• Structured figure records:
^^^^^^^^

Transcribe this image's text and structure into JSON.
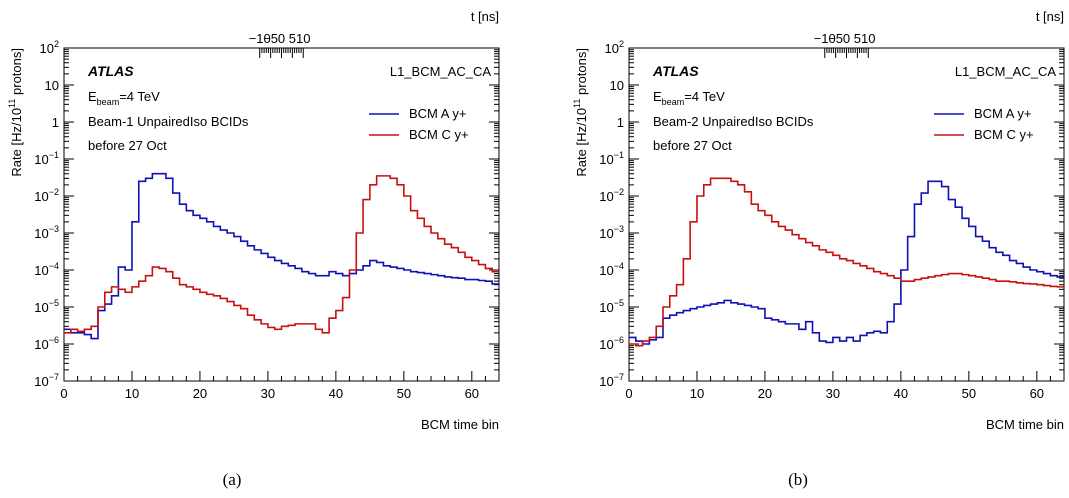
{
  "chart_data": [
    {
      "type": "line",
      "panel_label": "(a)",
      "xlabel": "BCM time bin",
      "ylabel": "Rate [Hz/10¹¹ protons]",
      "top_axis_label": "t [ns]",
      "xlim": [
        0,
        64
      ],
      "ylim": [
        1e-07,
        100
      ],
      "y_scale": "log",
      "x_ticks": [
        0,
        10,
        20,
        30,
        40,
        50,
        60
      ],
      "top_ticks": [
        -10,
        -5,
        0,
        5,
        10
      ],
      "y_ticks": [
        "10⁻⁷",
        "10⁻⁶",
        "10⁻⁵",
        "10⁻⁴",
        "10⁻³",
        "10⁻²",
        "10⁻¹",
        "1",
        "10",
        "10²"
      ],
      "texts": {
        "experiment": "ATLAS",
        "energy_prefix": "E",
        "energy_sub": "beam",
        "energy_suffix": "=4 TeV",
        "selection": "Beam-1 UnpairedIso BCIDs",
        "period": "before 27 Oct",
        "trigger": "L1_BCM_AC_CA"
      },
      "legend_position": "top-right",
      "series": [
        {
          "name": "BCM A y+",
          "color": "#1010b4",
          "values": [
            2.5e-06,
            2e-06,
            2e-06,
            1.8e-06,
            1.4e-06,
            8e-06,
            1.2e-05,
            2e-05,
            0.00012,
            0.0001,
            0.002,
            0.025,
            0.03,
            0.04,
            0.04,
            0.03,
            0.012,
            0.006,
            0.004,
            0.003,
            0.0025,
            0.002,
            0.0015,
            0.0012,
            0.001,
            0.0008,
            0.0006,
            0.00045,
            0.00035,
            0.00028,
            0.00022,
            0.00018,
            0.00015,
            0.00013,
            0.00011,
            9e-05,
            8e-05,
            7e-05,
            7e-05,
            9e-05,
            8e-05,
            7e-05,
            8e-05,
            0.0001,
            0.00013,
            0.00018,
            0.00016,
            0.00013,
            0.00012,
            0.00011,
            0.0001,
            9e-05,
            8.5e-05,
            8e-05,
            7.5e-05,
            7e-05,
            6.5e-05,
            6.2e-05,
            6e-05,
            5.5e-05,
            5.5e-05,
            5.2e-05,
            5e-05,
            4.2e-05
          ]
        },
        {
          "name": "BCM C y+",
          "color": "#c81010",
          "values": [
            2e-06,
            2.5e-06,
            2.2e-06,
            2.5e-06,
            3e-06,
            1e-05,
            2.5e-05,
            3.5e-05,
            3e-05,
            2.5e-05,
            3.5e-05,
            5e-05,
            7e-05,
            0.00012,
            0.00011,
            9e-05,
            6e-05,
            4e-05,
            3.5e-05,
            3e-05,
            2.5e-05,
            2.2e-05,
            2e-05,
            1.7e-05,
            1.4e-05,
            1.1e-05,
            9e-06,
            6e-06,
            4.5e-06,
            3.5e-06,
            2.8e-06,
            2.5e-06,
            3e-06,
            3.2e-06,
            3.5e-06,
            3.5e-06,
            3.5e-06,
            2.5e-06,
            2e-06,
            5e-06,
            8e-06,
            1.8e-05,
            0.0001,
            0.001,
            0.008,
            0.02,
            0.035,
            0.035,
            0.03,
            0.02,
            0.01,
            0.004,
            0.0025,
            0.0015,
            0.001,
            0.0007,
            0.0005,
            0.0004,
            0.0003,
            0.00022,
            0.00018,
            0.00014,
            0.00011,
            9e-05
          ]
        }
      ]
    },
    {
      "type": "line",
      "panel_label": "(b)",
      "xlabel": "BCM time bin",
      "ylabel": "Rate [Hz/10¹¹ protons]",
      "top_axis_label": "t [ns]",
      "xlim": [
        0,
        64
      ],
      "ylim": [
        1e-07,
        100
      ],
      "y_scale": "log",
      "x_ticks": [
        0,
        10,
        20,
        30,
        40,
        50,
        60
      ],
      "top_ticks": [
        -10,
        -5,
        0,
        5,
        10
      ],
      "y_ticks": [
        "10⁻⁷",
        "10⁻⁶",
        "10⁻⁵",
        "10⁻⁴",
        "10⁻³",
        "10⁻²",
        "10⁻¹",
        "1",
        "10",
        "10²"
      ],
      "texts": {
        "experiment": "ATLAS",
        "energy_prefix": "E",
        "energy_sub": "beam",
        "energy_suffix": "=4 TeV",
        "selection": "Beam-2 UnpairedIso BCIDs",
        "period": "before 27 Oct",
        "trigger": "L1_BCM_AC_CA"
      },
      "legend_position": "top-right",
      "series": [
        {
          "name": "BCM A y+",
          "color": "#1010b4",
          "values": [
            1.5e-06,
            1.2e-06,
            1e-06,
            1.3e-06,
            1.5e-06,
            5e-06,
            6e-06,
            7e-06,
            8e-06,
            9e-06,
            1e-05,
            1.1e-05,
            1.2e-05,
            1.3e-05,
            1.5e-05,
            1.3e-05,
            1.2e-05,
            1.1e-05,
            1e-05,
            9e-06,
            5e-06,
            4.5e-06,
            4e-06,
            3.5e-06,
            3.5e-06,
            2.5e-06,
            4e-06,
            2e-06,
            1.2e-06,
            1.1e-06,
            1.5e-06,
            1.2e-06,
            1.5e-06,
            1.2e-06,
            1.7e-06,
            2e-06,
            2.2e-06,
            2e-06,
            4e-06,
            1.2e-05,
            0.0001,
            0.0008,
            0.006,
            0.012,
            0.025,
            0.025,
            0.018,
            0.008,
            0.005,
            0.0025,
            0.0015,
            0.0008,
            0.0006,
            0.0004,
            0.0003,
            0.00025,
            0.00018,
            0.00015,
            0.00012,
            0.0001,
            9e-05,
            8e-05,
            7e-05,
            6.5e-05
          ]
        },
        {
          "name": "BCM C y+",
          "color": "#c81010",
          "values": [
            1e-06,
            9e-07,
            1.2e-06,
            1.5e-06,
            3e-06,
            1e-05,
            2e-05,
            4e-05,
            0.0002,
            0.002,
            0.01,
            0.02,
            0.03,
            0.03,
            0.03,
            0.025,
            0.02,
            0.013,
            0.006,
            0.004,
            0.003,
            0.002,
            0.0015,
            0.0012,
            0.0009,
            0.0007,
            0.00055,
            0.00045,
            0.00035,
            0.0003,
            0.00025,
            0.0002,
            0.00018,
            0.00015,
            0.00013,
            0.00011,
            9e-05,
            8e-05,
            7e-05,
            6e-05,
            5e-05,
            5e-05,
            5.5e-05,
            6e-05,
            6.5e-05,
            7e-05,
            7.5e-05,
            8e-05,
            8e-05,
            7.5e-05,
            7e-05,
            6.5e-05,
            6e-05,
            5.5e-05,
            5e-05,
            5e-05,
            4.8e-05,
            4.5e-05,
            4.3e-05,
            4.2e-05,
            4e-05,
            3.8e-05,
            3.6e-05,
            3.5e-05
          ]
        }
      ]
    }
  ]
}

^^^^^^^^

Repeat the data exactly, without the pictures.

Transcribe this image's text and structure into JSON.
{
  "chart_data": [
    {
      "type": "line",
      "panel_label": "(a)",
      "xlabel": "BCM time bin",
      "ylabel": "Rate [Hz/10¹¹ protons]",
      "top_axis_label": "t [ns]",
      "xlim": [
        0,
        64
      ],
      "ylim": [
        1e-07,
        100
      ],
      "y_scale": "log",
      "x_ticks": [
        0,
        10,
        20,
        30,
        40,
        50,
        60
      ],
      "top_ticks": [
        -10,
        -5,
        0,
        5,
        10
      ],
      "y_ticks": [
        "10⁻⁷",
        "10⁻⁶",
        "10⁻⁵",
        "10⁻⁴",
        "10⁻³",
        "10⁻²",
        "10⁻¹",
        "1",
        "10",
        "10²"
      ],
      "texts": {
        "experiment": "ATLAS",
        "energy_prefix": "E",
        "energy_sub": "beam",
        "energy_suffix": "=4 TeV",
        "selection": "Beam-1 UnpairedIso BCIDs",
        "period": "before 27 Oct",
        "trigger": "L1_BCM_AC_CA"
      },
      "legend_position": "top-right",
      "series": [
        {
          "name": "BCM A y+",
          "color": "#1010b4",
          "values": [
            2.5e-06,
            2e-06,
            2e-06,
            1.8e-06,
            1.4e-06,
            8e-06,
            1.2e-05,
            2e-05,
            0.00012,
            0.0001,
            0.002,
            0.025,
            0.03,
            0.04,
            0.04,
            0.03,
            0.012,
            0.006,
            0.004,
            0.003,
            0.0025,
            0.002,
            0.0015,
            0.0012,
            0.001,
            0.0008,
            0.0006,
            0.00045,
            0.00035,
            0.00028,
            0.00022,
            0.00018,
            0.00015,
            0.00013,
            0.00011,
            9e-05,
            8e-05,
            7e-05,
            7e-05,
            9e-05,
            8e-05,
            7e-05,
            8e-05,
            0.0001,
            0.00013,
            0.00018,
            0.00016,
            0.00013,
            0.00012,
            0.00011,
            0.0001,
            9e-05,
            8.5e-05,
            8e-05,
            7.5e-05,
            7e-05,
            6.5e-05,
            6.2e-05,
            6e-05,
            5.5e-05,
            5.5e-05,
            5.2e-05,
            5e-05,
            4.2e-05
          ]
        },
        {
          "name": "BCM C y+",
          "color": "#c81010",
          "values": [
            2e-06,
            2.5e-06,
            2.2e-06,
            2.5e-06,
            3e-06,
            1e-05,
            2.5e-05,
            3.5e-05,
            3e-05,
            2.5e-05,
            3.5e-05,
            5e-05,
            7e-05,
            0.00012,
            0.00011,
            9e-05,
            6e-05,
            4e-05,
            3.5e-05,
            3e-05,
            2.5e-05,
            2.2e-05,
            2e-05,
            1.7e-05,
            1.4e-05,
            1.1e-05,
            9e-06,
            6e-06,
            4.5e-06,
            3.5e-06,
            2.8e-06,
            2.5e-06,
            3e-06,
            3.2e-06,
            3.5e-06,
            3.5e-06,
            3.5e-06,
            2.5e-06,
            2e-06,
            5e-06,
            8e-06,
            1.8e-05,
            0.0001,
            0.001,
            0.008,
            0.02,
            0.035,
            0.035,
            0.03,
            0.02,
            0.01,
            0.004,
            0.0025,
            0.0015,
            0.001,
            0.0007,
            0.0005,
            0.0004,
            0.0003,
            0.00022,
            0.00018,
            0.00014,
            0.00011,
            9e-05
          ]
        }
      ]
    },
    {
      "type": "line",
      "panel_label": "(b)",
      "xlabel": "BCM time bin",
      "ylabel": "Rate [Hz/10¹¹ protons]",
      "top_axis_label": "t [ns]",
      "xlim": [
        0,
        64
      ],
      "ylim": [
        1e-07,
        100
      ],
      "y_scale": "log",
      "x_ticks": [
        0,
        10,
        20,
        30,
        40,
        50,
        60
      ],
      "top_ticks": [
        -10,
        -5,
        0,
        5,
        10
      ],
      "y_ticks": [
        "10⁻⁷",
        "10⁻⁶",
        "10⁻⁵",
        "10⁻⁴",
        "10⁻³",
        "10⁻²",
        "10⁻¹",
        "1",
        "10",
        "10²"
      ],
      "texts": {
        "experiment": "ATLAS",
        "energy_prefix": "E",
        "energy_sub": "beam",
        "energy_suffix": "=4 TeV",
        "selection": "Beam-2 UnpairedIso BCIDs",
        "period": "before 27 Oct",
        "trigger": "L1_BCM_AC_CA"
      },
      "legend_position": "top-right",
      "series": [
        {
          "name": "BCM A y+",
          "color": "#1010b4",
          "values": [
            1.5e-06,
            1.2e-06,
            1e-06,
            1.3e-06,
            1.5e-06,
            5e-06,
            6e-06,
            7e-06,
            8e-06,
            9e-06,
            1e-05,
            1.1e-05,
            1.2e-05,
            1.3e-05,
            1.5e-05,
            1.3e-05,
            1.2e-05,
            1.1e-05,
            1e-05,
            9e-06,
            5e-06,
            4.5e-06,
            4e-06,
            3.5e-06,
            3.5e-06,
            2.5e-06,
            4e-06,
            2e-06,
            1.2e-06,
            1.1e-06,
            1.5e-06,
            1.2e-06,
            1.5e-06,
            1.2e-06,
            1.7e-06,
            2e-06,
            2.2e-06,
            2e-06,
            4e-06,
            1.2e-05,
            0.0001,
            0.0008,
            0.006,
            0.012,
            0.025,
            0.025,
            0.018,
            0.008,
            0.005,
            0.0025,
            0.0015,
            0.0008,
            0.0006,
            0.0004,
            0.0003,
            0.00025,
            0.00018,
            0.00015,
            0.00012,
            0.0001,
            9e-05,
            8e-05,
            7e-05,
            6.5e-05
          ]
        },
        {
          "name": "BCM C y+",
          "color": "#c81010",
          "values": [
            1e-06,
            9e-07,
            1.2e-06,
            1.5e-06,
            3e-06,
            1e-05,
            2e-05,
            4e-05,
            0.0002,
            0.002,
            0.01,
            0.02,
            0.03,
            0.03,
            0.03,
            0.025,
            0.02,
            0.013,
            0.006,
            0.004,
            0.003,
            0.002,
            0.0015,
            0.0012,
            0.0009,
            0.0007,
            0.00055,
            0.00045,
            0.00035,
            0.0003,
            0.00025,
            0.0002,
            0.00018,
            0.00015,
            0.00013,
            0.00011,
            9e-05,
            8e-05,
            7e-05,
            6e-05,
            5e-05,
            5e-05,
            5.5e-05,
            6e-05,
            6.5e-05,
            7e-05,
            7.5e-05,
            8e-05,
            8e-05,
            7.5e-05,
            7e-05,
            6.5e-05,
            6e-05,
            5.5e-05,
            5e-05,
            5e-05,
            4.8e-05,
            4.5e-05,
            4.3e-05,
            4.2e-05,
            4e-05,
            3.8e-05,
            3.6e-05,
            3.5e-05
          ]
        }
      ]
    }
  ]
}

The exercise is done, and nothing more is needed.